Saved data entries:
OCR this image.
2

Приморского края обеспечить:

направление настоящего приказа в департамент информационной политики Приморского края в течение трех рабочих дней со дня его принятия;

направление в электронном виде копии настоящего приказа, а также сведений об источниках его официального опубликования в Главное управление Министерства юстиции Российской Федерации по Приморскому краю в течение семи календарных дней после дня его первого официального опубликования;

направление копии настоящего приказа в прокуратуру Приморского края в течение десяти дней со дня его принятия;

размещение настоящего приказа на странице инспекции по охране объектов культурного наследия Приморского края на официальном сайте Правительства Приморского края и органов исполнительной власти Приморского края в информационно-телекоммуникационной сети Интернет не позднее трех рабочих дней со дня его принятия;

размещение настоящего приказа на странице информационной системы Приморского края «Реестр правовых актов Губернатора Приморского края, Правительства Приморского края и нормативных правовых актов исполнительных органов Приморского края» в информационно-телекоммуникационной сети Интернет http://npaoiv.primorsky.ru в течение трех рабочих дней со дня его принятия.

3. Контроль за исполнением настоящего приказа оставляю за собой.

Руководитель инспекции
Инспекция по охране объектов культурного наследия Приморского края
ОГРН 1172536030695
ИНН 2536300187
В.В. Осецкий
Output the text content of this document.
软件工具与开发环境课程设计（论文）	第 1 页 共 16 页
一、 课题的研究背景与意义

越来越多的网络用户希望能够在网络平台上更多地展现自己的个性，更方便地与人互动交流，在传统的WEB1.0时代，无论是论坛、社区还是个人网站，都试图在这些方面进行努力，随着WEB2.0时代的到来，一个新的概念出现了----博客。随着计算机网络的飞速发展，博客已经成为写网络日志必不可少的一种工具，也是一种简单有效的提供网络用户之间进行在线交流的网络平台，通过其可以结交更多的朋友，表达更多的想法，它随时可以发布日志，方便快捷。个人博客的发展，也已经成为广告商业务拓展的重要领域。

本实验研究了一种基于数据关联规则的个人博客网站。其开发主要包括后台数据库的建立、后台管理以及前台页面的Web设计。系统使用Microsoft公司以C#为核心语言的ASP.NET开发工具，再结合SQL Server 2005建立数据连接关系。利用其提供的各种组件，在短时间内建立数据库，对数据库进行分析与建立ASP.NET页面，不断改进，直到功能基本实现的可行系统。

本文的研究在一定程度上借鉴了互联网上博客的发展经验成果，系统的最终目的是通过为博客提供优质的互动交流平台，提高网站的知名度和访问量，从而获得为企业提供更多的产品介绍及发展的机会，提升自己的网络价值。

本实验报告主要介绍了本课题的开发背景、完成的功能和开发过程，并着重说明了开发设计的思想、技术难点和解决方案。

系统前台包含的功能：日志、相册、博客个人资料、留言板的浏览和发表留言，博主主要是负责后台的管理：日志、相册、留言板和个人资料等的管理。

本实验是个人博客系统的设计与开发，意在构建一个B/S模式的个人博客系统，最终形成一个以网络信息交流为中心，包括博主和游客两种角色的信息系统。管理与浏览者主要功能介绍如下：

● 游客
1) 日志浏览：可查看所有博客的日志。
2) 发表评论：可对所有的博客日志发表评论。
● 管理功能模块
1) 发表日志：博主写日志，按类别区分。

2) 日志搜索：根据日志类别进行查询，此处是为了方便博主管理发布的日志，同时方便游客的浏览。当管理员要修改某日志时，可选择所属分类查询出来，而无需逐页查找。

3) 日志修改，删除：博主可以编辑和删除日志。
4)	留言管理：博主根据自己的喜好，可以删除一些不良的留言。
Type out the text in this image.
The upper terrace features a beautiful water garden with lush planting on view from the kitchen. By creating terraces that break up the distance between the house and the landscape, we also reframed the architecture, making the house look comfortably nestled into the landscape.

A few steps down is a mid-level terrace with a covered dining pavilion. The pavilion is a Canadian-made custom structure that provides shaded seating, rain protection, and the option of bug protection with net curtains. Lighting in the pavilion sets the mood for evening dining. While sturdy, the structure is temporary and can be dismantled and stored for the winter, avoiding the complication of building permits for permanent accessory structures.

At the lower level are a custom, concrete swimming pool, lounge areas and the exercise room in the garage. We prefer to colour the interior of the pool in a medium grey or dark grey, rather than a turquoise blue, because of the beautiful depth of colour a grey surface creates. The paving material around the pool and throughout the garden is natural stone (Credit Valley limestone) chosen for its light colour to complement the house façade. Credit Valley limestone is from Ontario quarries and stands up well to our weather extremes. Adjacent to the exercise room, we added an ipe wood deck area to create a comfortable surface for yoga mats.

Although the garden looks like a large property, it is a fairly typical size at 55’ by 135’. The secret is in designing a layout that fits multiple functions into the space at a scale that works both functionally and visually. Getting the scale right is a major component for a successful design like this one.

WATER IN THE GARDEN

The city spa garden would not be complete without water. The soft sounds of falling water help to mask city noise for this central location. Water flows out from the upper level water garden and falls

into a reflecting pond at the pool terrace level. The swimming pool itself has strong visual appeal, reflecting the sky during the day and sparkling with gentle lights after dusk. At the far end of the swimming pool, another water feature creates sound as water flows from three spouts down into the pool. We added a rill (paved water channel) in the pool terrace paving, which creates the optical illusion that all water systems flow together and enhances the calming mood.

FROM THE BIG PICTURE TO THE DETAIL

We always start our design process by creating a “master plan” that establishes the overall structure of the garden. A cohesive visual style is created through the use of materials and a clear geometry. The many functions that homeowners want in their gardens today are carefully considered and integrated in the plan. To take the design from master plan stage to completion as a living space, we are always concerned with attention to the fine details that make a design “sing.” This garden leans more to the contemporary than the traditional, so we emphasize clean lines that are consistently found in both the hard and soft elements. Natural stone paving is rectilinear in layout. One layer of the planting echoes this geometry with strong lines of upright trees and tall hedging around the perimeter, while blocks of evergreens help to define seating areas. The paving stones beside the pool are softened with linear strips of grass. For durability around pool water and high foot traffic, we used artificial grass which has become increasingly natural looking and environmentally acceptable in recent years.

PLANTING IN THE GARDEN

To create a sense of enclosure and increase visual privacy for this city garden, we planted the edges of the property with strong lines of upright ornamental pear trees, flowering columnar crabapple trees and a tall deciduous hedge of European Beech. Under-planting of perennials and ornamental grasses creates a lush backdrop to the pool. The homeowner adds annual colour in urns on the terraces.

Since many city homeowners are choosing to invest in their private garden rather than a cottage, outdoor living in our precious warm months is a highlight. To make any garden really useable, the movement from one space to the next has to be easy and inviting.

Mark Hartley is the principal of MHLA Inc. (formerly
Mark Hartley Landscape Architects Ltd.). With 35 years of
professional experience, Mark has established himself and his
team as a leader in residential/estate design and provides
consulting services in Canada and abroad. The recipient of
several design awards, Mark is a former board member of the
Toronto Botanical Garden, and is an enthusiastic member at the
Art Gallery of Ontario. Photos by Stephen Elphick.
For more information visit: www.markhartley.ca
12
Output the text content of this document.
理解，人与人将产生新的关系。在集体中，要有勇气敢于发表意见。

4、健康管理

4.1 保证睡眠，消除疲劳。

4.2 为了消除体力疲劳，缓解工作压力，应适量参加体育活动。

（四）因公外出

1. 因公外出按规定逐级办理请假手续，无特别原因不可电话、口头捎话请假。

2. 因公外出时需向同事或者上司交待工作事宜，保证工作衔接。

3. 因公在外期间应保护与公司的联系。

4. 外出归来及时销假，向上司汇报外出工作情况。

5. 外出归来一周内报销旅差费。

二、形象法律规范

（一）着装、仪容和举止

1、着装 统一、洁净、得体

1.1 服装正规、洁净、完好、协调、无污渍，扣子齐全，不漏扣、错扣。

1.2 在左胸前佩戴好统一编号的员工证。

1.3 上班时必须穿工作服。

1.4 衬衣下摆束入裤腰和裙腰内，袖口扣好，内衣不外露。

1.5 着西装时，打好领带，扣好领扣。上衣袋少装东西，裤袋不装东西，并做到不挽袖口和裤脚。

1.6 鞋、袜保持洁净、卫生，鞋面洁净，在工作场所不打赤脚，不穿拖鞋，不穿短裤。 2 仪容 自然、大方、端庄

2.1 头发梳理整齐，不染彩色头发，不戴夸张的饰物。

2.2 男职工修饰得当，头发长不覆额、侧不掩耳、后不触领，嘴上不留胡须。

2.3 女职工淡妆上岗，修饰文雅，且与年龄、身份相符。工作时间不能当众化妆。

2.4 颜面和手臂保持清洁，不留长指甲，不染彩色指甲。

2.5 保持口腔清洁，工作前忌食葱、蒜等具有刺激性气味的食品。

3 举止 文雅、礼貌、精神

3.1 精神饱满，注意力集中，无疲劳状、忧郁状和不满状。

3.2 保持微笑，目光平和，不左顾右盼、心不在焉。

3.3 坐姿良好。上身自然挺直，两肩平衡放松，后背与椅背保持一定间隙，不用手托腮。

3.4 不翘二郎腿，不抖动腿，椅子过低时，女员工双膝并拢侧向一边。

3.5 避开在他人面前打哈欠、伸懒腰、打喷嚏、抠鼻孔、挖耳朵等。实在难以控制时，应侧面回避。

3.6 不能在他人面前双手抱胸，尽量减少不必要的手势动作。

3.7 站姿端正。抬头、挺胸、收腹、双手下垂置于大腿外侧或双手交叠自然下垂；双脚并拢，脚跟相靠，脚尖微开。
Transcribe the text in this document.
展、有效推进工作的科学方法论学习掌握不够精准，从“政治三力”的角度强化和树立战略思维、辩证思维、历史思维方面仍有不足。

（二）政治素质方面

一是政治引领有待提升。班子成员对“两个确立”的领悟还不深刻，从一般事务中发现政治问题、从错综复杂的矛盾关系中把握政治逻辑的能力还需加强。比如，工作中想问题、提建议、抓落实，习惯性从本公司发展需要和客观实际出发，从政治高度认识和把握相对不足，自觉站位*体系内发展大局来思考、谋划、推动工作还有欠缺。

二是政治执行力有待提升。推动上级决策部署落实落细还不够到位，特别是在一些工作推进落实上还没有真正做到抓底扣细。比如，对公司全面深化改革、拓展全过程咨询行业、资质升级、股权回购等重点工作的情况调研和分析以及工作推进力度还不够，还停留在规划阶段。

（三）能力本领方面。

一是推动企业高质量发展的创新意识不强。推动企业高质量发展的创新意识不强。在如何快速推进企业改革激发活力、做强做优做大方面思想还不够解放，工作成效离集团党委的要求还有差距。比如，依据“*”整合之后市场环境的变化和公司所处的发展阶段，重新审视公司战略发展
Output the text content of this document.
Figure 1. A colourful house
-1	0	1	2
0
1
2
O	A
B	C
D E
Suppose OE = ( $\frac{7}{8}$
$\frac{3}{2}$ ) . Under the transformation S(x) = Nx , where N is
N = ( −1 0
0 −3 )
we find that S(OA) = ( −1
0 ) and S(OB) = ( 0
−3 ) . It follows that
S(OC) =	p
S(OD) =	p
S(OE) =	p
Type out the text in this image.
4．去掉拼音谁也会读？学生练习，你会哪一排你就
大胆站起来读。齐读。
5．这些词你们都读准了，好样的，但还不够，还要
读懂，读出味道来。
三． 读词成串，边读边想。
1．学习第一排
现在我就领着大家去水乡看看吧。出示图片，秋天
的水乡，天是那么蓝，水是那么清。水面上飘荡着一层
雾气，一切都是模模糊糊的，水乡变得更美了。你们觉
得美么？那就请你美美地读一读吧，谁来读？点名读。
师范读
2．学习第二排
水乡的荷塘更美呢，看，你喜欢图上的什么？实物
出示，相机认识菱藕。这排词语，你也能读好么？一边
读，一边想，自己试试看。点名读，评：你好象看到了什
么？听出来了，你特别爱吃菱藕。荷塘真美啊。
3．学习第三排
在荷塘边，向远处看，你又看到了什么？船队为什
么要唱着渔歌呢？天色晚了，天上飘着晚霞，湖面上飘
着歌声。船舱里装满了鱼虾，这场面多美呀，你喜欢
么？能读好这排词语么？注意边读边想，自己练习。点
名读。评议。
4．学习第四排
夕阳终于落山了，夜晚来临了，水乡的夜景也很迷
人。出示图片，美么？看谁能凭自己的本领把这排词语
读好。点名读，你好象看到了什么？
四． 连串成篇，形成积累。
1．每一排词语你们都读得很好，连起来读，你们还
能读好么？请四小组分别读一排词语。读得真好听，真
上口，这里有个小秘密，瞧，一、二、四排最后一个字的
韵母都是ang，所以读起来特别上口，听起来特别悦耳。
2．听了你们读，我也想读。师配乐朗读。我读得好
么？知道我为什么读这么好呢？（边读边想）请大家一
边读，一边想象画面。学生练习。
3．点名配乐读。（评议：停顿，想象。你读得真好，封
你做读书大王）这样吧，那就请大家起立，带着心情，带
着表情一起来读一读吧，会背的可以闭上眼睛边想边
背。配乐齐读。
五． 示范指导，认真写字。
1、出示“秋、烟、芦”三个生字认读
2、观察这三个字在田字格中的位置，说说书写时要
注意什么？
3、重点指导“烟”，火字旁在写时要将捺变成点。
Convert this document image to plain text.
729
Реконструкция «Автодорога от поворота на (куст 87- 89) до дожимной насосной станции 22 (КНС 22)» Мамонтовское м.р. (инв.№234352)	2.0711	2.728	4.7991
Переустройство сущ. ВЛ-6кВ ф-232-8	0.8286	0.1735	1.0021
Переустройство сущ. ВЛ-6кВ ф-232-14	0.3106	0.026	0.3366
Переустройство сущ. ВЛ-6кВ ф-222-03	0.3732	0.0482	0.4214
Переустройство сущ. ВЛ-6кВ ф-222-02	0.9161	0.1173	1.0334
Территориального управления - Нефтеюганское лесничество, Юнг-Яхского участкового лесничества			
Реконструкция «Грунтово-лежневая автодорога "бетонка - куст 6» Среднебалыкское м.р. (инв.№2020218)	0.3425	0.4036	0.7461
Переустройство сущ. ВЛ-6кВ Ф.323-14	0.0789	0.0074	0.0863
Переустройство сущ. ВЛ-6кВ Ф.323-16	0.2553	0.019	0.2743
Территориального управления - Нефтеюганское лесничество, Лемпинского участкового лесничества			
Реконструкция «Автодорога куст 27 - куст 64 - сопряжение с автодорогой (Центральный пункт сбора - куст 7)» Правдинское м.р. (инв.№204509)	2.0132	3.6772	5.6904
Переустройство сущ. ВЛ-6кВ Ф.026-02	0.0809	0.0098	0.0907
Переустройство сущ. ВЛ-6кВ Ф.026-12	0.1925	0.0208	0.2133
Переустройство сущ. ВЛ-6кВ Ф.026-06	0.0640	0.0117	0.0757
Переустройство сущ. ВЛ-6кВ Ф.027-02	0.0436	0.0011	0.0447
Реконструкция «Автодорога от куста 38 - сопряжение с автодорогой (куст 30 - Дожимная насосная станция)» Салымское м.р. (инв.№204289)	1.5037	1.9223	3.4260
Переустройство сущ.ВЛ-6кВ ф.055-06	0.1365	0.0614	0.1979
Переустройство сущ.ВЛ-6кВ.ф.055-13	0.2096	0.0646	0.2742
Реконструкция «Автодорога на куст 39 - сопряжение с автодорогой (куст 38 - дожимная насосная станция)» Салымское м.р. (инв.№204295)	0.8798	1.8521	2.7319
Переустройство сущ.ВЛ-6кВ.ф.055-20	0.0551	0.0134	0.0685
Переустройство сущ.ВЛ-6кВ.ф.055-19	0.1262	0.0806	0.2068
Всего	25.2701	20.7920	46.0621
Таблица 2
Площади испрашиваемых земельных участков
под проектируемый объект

| Instructions to follow |
Check each line above for the string "frac", then copy the ones that have it.

| Problem solution |
Suppose OE = ( $\frac{7}{8}$
$\frac{3}{2}$ ) . Under the transformation S(x) = Nx , where N is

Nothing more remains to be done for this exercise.